Keep only those lines of the records that include the string "JSON".

§ Material:

+ + + + +

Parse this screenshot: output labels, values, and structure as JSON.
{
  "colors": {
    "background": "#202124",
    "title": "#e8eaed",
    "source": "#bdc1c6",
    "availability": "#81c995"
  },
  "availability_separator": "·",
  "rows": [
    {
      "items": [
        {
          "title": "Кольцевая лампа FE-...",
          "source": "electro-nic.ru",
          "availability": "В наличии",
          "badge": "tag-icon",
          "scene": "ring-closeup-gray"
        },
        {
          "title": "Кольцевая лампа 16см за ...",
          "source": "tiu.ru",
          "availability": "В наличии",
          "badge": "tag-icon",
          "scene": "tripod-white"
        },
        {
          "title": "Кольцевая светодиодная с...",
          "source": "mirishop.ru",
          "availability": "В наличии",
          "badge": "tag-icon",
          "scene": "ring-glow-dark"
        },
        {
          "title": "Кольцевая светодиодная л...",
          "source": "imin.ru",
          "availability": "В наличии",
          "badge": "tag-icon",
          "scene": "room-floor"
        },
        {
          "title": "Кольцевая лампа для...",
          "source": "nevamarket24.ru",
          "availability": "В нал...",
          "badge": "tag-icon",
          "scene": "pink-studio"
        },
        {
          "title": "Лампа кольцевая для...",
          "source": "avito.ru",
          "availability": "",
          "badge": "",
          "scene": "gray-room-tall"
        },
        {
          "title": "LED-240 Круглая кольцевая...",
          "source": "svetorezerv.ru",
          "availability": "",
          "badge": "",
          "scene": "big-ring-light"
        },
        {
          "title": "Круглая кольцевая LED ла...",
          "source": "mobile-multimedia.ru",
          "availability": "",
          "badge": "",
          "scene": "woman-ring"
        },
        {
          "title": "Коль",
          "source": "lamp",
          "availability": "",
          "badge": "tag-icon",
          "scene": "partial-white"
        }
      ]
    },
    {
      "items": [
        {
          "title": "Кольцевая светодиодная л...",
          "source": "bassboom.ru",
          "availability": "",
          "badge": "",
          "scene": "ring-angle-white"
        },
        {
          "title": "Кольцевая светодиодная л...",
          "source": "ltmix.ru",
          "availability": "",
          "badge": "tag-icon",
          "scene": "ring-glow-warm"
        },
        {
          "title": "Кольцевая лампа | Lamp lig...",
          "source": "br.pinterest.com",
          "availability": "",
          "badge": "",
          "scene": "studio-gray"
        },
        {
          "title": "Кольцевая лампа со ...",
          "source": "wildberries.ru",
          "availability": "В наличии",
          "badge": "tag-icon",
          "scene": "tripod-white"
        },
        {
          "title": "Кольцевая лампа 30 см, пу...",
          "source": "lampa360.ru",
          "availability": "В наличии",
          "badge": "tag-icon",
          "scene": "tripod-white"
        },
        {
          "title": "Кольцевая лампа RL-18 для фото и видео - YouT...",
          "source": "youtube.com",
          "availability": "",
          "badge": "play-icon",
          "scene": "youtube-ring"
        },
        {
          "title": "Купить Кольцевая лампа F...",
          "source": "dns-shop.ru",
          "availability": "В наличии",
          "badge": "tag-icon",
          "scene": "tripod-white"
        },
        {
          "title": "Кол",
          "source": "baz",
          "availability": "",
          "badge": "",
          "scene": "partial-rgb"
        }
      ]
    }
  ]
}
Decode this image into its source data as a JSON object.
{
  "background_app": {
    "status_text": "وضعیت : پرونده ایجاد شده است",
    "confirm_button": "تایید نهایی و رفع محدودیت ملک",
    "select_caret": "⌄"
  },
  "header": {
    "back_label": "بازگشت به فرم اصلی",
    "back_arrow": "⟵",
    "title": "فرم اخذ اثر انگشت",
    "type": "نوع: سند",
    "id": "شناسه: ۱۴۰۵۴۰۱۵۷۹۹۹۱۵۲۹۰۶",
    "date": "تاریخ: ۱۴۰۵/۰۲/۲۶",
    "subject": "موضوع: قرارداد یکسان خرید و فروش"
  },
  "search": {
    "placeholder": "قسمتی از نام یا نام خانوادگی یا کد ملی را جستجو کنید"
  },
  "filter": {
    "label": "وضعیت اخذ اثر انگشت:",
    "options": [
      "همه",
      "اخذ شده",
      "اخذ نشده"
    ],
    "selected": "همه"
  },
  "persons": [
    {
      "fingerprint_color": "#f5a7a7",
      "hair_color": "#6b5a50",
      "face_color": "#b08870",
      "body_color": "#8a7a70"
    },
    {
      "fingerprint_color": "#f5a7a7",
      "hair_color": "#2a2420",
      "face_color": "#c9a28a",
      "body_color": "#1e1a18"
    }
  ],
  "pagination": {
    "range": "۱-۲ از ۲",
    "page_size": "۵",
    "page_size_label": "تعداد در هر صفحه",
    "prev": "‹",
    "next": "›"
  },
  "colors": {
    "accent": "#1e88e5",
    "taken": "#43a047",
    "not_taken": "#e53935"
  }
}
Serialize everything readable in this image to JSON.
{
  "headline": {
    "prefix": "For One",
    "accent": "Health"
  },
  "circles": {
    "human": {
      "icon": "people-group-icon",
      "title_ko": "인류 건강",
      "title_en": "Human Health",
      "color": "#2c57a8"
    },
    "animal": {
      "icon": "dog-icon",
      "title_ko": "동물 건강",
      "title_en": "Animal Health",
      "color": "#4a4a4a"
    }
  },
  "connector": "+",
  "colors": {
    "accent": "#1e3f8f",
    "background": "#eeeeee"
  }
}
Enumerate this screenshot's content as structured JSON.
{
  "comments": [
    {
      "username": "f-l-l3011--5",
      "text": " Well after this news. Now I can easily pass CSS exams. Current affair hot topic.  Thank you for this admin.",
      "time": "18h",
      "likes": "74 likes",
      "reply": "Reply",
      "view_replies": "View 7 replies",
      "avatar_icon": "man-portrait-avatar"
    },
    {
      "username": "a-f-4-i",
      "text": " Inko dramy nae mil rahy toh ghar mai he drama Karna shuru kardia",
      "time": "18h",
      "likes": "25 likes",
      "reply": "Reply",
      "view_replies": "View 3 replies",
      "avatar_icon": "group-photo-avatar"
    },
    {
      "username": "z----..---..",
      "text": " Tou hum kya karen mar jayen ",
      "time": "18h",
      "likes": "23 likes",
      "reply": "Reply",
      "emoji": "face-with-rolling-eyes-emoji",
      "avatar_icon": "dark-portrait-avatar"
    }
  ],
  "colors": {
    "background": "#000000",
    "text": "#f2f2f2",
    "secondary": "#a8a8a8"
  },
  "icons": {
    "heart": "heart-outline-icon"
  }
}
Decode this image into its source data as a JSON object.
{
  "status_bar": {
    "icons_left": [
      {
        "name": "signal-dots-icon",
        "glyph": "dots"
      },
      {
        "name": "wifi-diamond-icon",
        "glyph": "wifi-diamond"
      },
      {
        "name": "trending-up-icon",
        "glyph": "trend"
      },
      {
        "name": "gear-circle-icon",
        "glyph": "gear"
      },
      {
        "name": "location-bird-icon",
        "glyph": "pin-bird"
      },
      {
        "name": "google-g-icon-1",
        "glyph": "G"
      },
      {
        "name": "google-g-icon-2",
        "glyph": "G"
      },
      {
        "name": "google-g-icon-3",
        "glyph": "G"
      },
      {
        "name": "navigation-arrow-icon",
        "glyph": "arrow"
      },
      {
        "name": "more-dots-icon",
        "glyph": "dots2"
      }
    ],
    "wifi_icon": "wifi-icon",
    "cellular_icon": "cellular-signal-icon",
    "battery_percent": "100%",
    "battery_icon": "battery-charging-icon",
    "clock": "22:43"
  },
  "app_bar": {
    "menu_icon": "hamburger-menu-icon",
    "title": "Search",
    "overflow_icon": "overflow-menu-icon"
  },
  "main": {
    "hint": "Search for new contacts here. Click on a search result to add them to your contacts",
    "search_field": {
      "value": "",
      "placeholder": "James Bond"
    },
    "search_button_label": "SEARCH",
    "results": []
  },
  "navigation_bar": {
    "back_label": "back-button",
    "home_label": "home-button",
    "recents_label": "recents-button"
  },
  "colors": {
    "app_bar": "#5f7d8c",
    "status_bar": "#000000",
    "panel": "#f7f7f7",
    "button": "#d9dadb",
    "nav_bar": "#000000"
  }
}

+ + + + +

§ Answer to the task:
Parse this screenshot: output labels, values, and structure as JSON.
Decode this image into its source data as a JSON object.
Serialize everything readable in this image to JSON.
Enumerate this screenshot's content as structured JSON.
Decode this image into its source data as a JSON object.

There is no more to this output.